RECORDS TO PROCESS:
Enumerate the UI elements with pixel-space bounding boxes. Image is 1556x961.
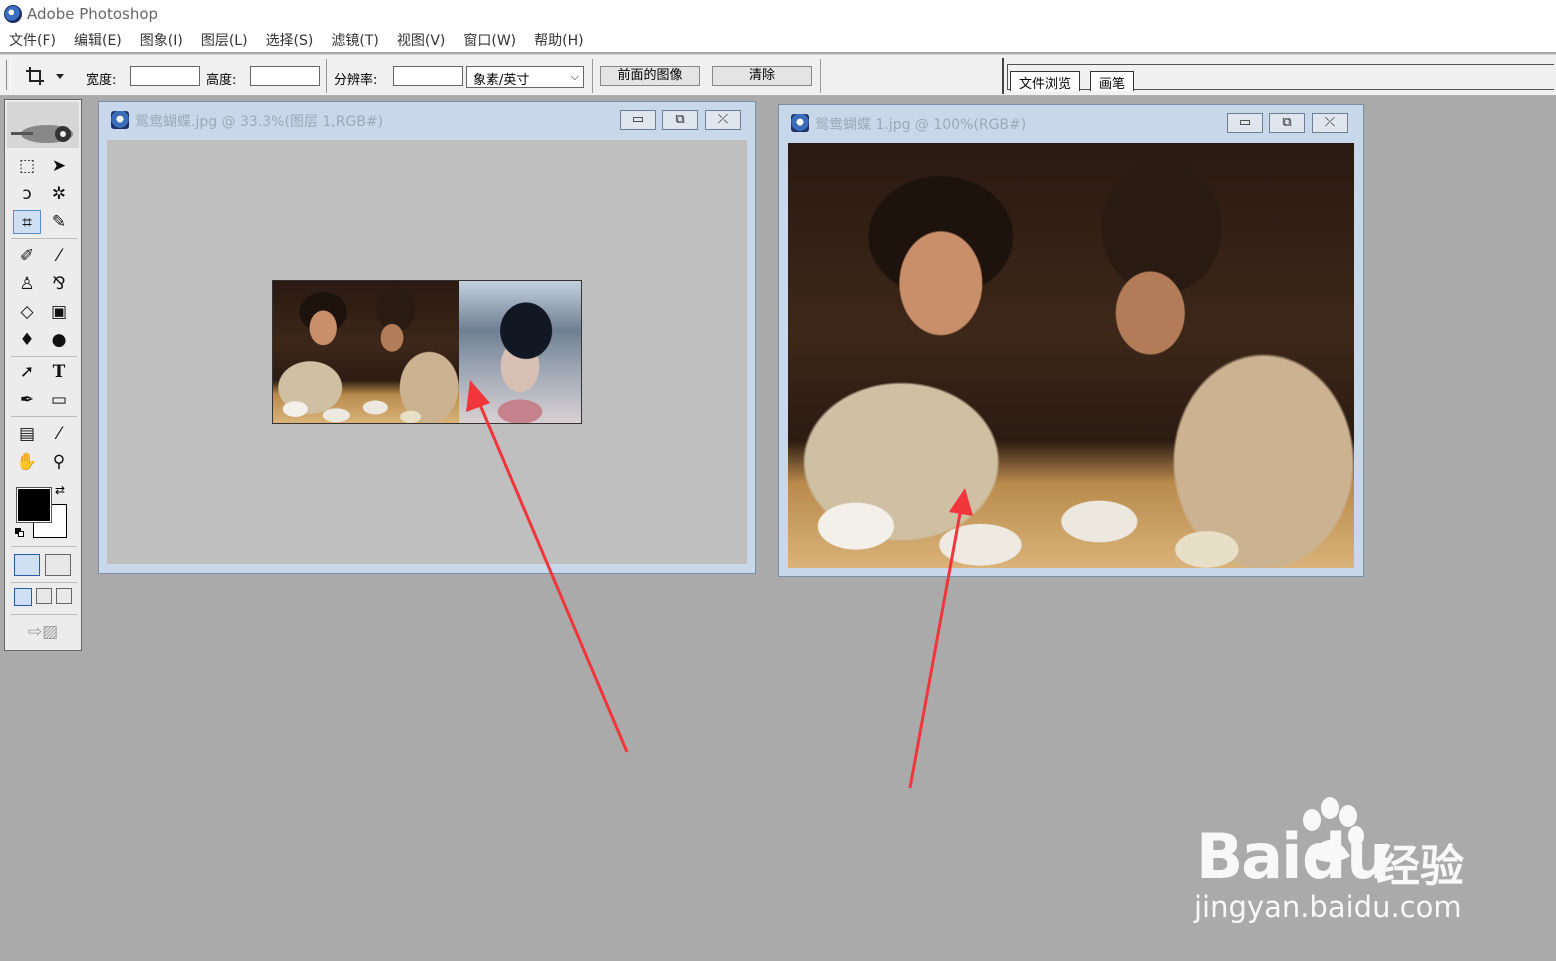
width-input[interactable] — [130, 66, 200, 86]
close-button[interactable]: ⤫ — [1312, 113, 1348, 133]
dodge-tool-icon[interactable]: ● — [45, 328, 73, 352]
quick-mask-mode-button[interactable] — [45, 554, 71, 576]
minimize-button[interactable]: ▭ — [620, 110, 656, 130]
composite-image[interactable] — [272, 280, 582, 424]
path-selection-icon[interactable]: ➚ — [13, 360, 41, 384]
document-title: 鸳鸯蝴蝶 1.jpg @ 100%(RGB#) — [815, 117, 1027, 133]
resolution-label: 分辨率: — [334, 73, 378, 88]
separator — [326, 59, 327, 93]
divider — [11, 416, 77, 417]
chevron-down-icon: ⌵ — [570, 70, 579, 83]
marquee-tool-icon[interactable]: ⬚ — [13, 154, 41, 178]
resolution-input[interactable] — [393, 66, 463, 86]
menu-image[interactable]: 图象(I) — [131, 30, 192, 50]
height-label: 高度: — [206, 73, 237, 88]
brush-tool-icon[interactable]: ⁄ — [45, 244, 73, 268]
divider — [11, 546, 77, 547]
toolbox-header[interactable] — [7, 102, 79, 148]
slice-tool-icon[interactable]: ✎ — [45, 210, 73, 234]
jump-to-imageready-icon[interactable]: ⇨▨ — [15, 620, 71, 644]
height-input[interactable] — [250, 66, 320, 86]
photo-left-scene — [273, 281, 459, 423]
gradient-tool-icon[interactable]: ▣ — [45, 300, 73, 324]
front-image-button[interactable]: 前面的图像 — [600, 66, 700, 86]
separator — [820, 59, 821, 93]
separator — [592, 59, 593, 93]
photo-scene — [788, 143, 1354, 568]
swap-colors-icon[interactable]: ⇄ — [55, 483, 65, 497]
resolution-unit-select[interactable]: 象素/英寸 ⌵ — [466, 66, 584, 88]
document-title: 鸳鸯蝴蝶.jpg @ 33.3%(图层 1,RGB#) — [135, 114, 384, 130]
toolbox: ⬚ ➤ ↄ ✲ ⌗ ✎ ✐ ⁄ ♙ ⅋ ◇ ▣ ♦ ● ➚ T ✒ ▭ ▤ ⁄ … — [4, 99, 82, 651]
document-icon — [791, 114, 809, 132]
menu-help[interactable]: 帮助(H) — [525, 30, 592, 50]
menu-file[interactable]: 文件(F) — [0, 30, 65, 50]
document-icon — [111, 111, 129, 129]
divider — [11, 614, 77, 615]
divider — [11, 582, 77, 583]
watermark-brand-cn: 经验 — [1376, 841, 1464, 892]
resolution-unit-value: 象素/英寸 — [473, 73, 530, 88]
tab-brushes[interactable]: 画笔 — [1090, 71, 1135, 92]
clone-stamp-icon[interactable]: ♙ — [13, 272, 41, 296]
type-tool-icon[interactable]: T — [45, 360, 73, 384]
watermark-brand: Bai — [1196, 820, 1302, 893]
zoom-tool-icon[interactable]: ⚲ — [45, 450, 73, 474]
document-window-1[interactable]: 鸳鸯蝴蝶.jpg @ 33.3%(图层 1,RGB#) ▭ ⧉ ⤫ — [98, 101, 756, 574]
screen-mode-standard-button[interactable] — [14, 588, 32, 606]
photo-right-scene — [459, 281, 581, 423]
menu-select[interactable]: 选择(S) — [257, 30, 323, 50]
screen-mode-full-menu-button[interactable] — [36, 588, 52, 604]
lasso-tool-icon[interactable]: ↄ — [13, 182, 41, 206]
pen-tool-icon[interactable]: ✒ — [13, 388, 41, 412]
foreground-color-swatch[interactable] — [16, 487, 52, 523]
history-brush-icon[interactable]: ⅋ — [45, 272, 73, 296]
menu-window[interactable]: 窗口(W) — [454, 30, 525, 50]
photoshop-logo-icon — [4, 5, 22, 23]
photo-dishes — [273, 391, 459, 423]
clear-button[interactable]: 清除 — [712, 66, 812, 86]
photo-dishes — [788, 474, 1354, 568]
title-bar: Adobe Photoshop — [0, 0, 1556, 28]
close-button[interactable]: ⤫ — [705, 110, 741, 130]
eye-logo-icon — [11, 125, 73, 143]
menu-bar: 文件(F) 编辑(E) 图象(I) 图层(L) 选择(S) 滤镜(T) 视图(V… — [0, 28, 1556, 52]
minimize-button[interactable]: ▭ — [1227, 113, 1263, 133]
menu-view[interactable]: 视图(V) — [388, 30, 455, 50]
healing-brush-icon[interactable]: ✐ — [13, 244, 41, 268]
eraser-tool-icon[interactable]: ◇ — [13, 300, 41, 324]
move-tool-icon[interactable]: ➤ — [45, 154, 73, 178]
divider — [11, 356, 77, 357]
screen-mode-full-button[interactable] — [56, 588, 72, 604]
document-canvas[interactable] — [107, 140, 747, 564]
baidu-watermark: Bai du 经验 jingyan.baidu.com — [1190, 790, 1490, 930]
palette-well: 文件浏览 画笔 — [1002, 58, 1554, 94]
tool-preset-picker[interactable] — [24, 65, 70, 87]
menu-edit[interactable]: 编辑(E) — [65, 30, 131, 50]
notes-tool-icon[interactable]: ▤ — [13, 422, 41, 446]
shape-tool-icon[interactable]: ▭ — [45, 388, 73, 412]
restore-button[interactable]: ⧉ — [1269, 113, 1305, 133]
document-canvas-photo[interactable] — [788, 143, 1354, 568]
document-window-2[interactable]: 鸳鸯蝴蝶 1.jpg @ 100%(RGB#) ▭ ⧉ ⤫ — [778, 104, 1364, 577]
options-bar-grip[interactable] — [6, 60, 11, 90]
menu-layer[interactable]: 图层(L) — [192, 30, 257, 50]
tab-file-browser[interactable]: 文件浏览 — [1010, 71, 1081, 92]
crop-tool-icon[interactable]: ⌗ — [13, 210, 41, 234]
default-colors-icon[interactable] — [15, 528, 25, 538]
app-title: Adobe Photoshop — [27, 5, 159, 23]
eyedropper-tool-icon[interactable]: ⁄ — [45, 422, 73, 446]
menu-filter[interactable]: 滤镜(T) — [322, 30, 387, 50]
blur-tool-icon[interactable]: ♦ — [13, 328, 41, 352]
divider — [11, 238, 77, 239]
watermark-url: jingyan.baidu.com — [1194, 890, 1462, 924]
crop-icon — [26, 67, 64, 85]
hand-tool-icon[interactable]: ✋ — [13, 450, 41, 474]
width-label: 宽度: — [86, 73, 117, 88]
standard-mode-button[interactable] — [14, 554, 40, 576]
magic-wand-tool-icon[interactable]: ✲ — [45, 182, 73, 206]
restore-button[interactable]: ⧉ — [662, 110, 698, 130]
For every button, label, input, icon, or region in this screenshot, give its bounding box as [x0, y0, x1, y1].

TO DO:
Render the entries above as a Markdown table with the columns "No." and "Line," giving each nonblank line its own numbered row. Leave the pictures out.

RESPONSE TO THIS EXERCISE:
| No. | Line |
|---|---|
| 1 | Enumerate the UI elements with pixel-space bounding boxes. Image is 1556x961. |
| 2 | width-input[interactable] — [130, 66, 200, 86] |
| 3 | close-button[interactable]: ⤫ — [1312, 113, 1348, 133] |
| 4 | dodge-tool-icon[interactable]: ● — [45, 328, 73, 352] |
| 5 | quick-mask-mode-button[interactable] — [45, 554, 71, 576] |
| 6 | minimize-button[interactable]: ▭ — [620, 110, 656, 130] |
| 7 | composite-image[interactable] — [272, 280, 582, 424] |
| 8 | path-selection-icon[interactable]: ➚ — [13, 360, 41, 384] |
| 9 | document-title: 鸳鸯蝴蝶 1.jpg @ 100%(RGB#) — [815, 117, 1027, 133] |
| 10 | resolution-label: 分辨率: — [334, 73, 378, 88] |
| 11 | separator — [326, 59, 327, 93] |
| 12 | divider — [11, 416, 77, 417] |
| 13 | chevron-down-icon: ⌵ — [570, 70, 579, 83] |
| 14 | marquee-tool-icon[interactable]: ⬚ — [13, 154, 41, 178] |
| 15 | resolution-input[interactable] — [393, 66, 463, 86] |
| 16 | menu-image[interactable]: 图象(I) — [131, 30, 192, 50] |
| 17 | height-label: 高度: — [206, 73, 237, 88] |
| 18 | brush-tool-icon[interactable]: ⁄ — [45, 244, 73, 268] |
| 19 | divider — [11, 546, 77, 547] |
| 20 | toolbox-header[interactable] — [7, 102, 79, 148] |
| 21 | slice-tool-icon[interactable]: ✎ — [45, 210, 73, 234] |
| 22 | jump-to-imageready-icon[interactable]: ⇨▨ — [15, 620, 71, 644] |
| 23 | height-input[interactable] — [250, 66, 320, 86] |
| 24 | photo-left-scene — [273, 281, 459, 423] |
| 25 | gradient-tool-icon[interactable]: ▣ — [45, 300, 73, 324] |
| 26 | front-image-button[interactable]: 前面的图像 — [600, 66, 700, 86] |
| 27 | separator — [820, 59, 821, 93] |
| 28 | separator — [592, 59, 593, 93] |
| 29 | photo-scene — [788, 143, 1354, 568] |
| 30 | swap-colors-icon[interactable]: ⇄ — [55, 483, 65, 497] |
| 31 | resolution-unit-select[interactable]: 象素/英寸 ⌵ — [466, 66, 584, 88] |
| 32 | document-title: 鸳鸯蝴蝶.jpg @ 33.3%(图层 1,RGB#) — [135, 114, 384, 130] |
| 33 | toolbox: ⬚ ➤ ↄ ✲ ⌗ ✎ ✐ ⁄ ♙ ⅋ ◇ ▣ ♦ ● ➚ T ✒ ▭ ▤ ⁄ … — [4, 99, 82, 651] |
| 34 | document-icon — [791, 114, 809, 132] |
| 35 | menu-help[interactable]: 帮助(H) — [525, 30, 592, 50] |
| 36 | menu-file[interactable]: 文件(F) — [0, 30, 65, 50] |
| 37 | document-icon — [111, 111, 129, 129] |
| 38 | divider — [11, 614, 77, 615] |
| 39 | divider — [11, 582, 77, 583] |
| 40 | watermark-brand-cn: 经验 — [1376, 841, 1464, 892] |
| 41 | resolution-unit-value: 象素/英寸 — [473, 73, 530, 88] |
| 42 | tab-brushes[interactable]: 画笔 — [1090, 71, 1135, 92] |
| 43 | clone-stamp-icon[interactable]: ♙ — [13, 272, 41, 296] |
| 44 | type-tool-icon[interactable]: T — [45, 360, 73, 384] |
| 45 | watermark-brand: Bai — [1196, 820, 1302, 893] |
| 46 | zoom-tool-icon[interactable]: ⚲ — [45, 450, 73, 474] |
| 47 | document-window-1[interactable]: 鸳鸯蝴蝶.jpg @ 33.3%(图层 1,RGB#) ▭ ⧉ ⤫ — [98, 101, 756, 574] |
| 48 | screen-mode-standard-button[interactable] — [14, 588, 32, 606] |
| 49 | photo-right-scene — [459, 281, 581, 423] |
| 50 | menu-select[interactable]: 选择(S) — [257, 30, 323, 50] |
| 51 | screen-mode-full-menu-button[interactable] — [36, 588, 52, 604] |
| 52 | lasso-tool-icon[interactable]: ↄ — [13, 182, 41, 206] |
| 53 | pen-tool-icon[interactable]: ✒ — [13, 388, 41, 412] |
| 54 | foreground-color-swatch[interactable] — [16, 487, 52, 523] |
| 55 | history-brush-icon[interactable]: ⅋ — [45, 272, 73, 296] |
| 56 | menu-window[interactable]: 窗口(W) — [454, 30, 525, 50] |
| 57 | photoshop-logo-icon — [4, 5, 22, 23] |
| 58 | photo-dishes — [273, 391, 459, 423] |
| 59 | clear-button[interactable]: 清除 — [712, 66, 812, 86] |
| 60 | photo-dishes — [788, 474, 1354, 568] |
| 61 | title-bar: Adobe Photoshop — [0, 0, 1556, 28] |
| 62 | close-button[interactable]: ⤫ — [705, 110, 741, 130] |
| 63 | eye-logo-icon — [11, 125, 73, 143] |
| 64 | menu-bar: 文件(F) 编辑(E) 图象(I) 图层(L) 选择(S) 滤镜(T) 视图(V… — [0, 28, 1556, 52] |
| 65 | minimize-button[interactable]: ▭ — [1227, 113, 1263, 133] |
| 66 | menu-view[interactable]: 视图(V) — [388, 30, 455, 50] |
| 67 | healing-brush-icon[interactable]: ✐ — [13, 244, 41, 268] |
| 68 | eraser-tool-icon[interactable]: ◇ — [13, 300, 41, 324] |
| 69 | move-tool-icon[interactable]: ➤ — [45, 154, 73, 178] |
| 70 | divider — [11, 356, 77, 357] |
| 71 | screen-mode-full-button[interactable] — [56, 588, 72, 604] |
| 72 | document-canvas[interactable] — [107, 140, 747, 564] |
| 73 | baidu-watermark: Bai du 经验 jingyan.baidu.com — [1190, 790, 1490, 930] |
| 74 | palette-well: 文件浏览 画笔 — [1002, 58, 1554, 94] |
| 75 | tool-preset-picker[interactable] — [24, 65, 70, 87] |
| 76 | menu-edit[interactable]: 编辑(E) — [65, 30, 131, 50] |
| 77 | notes-tool-icon[interactable]: ▤ — [13, 422, 41, 446] |
| 78 | shape-tool-icon[interactable]: ▭ — [45, 388, 73, 412] |
| 79 | restore-button[interactable]: ⧉ — [1269, 113, 1305, 133] |
| 80 | document-canvas-photo[interactable] — [788, 143, 1354, 568] |
| 81 | document-window-2[interactable]: 鸳鸯蝴蝶 1.jpg @ 100%(RGB#) ▭ ⧉ ⤫ — [778, 104, 1364, 577] |
| 82 | options-bar-grip[interactable] — [6, 60, 11, 90] |
| 83 | menu-layer[interactable]: 图层(L) — [192, 30, 257, 50] |
| 84 | tab-file-browser[interactable]: 文件浏览 — [1010, 71, 1081, 92] |
| 85 | crop-tool-icon[interactable]: ⌗ — [13, 210, 41, 234] |
| 86 | default-colors-icon[interactable] — [15, 528, 25, 538] |
| 87 | app-title: Adobe Photoshop — [27, 5, 159, 23] |
| 88 | eyedropper-tool-icon[interactable]: ⁄ — [45, 422, 73, 446] |
| 89 | menu-filter[interactable]: 滤镜(T) — [322, 30, 387, 50] |
| 90 | blur-tool-icon[interactable]: ♦ — [13, 328, 41, 352] |
| 91 | divider — [11, 238, 77, 239] |
| 92 | watermark-url: jingyan.baidu.com — [1194, 890, 1462, 924] |
| 93 | crop-icon — [26, 67, 64, 85] |
| 94 | hand-tool-icon[interactable]: ✋ — [13, 450, 41, 474] |
| 95 | width-label: 宽度: — [86, 73, 117, 88] |
| 96 | standard-mode-button[interactable] — [14, 554, 40, 576] |
| 97 | magic-wand-tool-icon[interactable]: ✲ — [45, 182, 73, 206] |
| 98 | restore-button[interactable]: ⧉ — [662, 110, 698, 130] |
| 99 | For every button, label, input, icon, or region in this screenshot, give its bounding box as [x0, y0, x1, y1]. |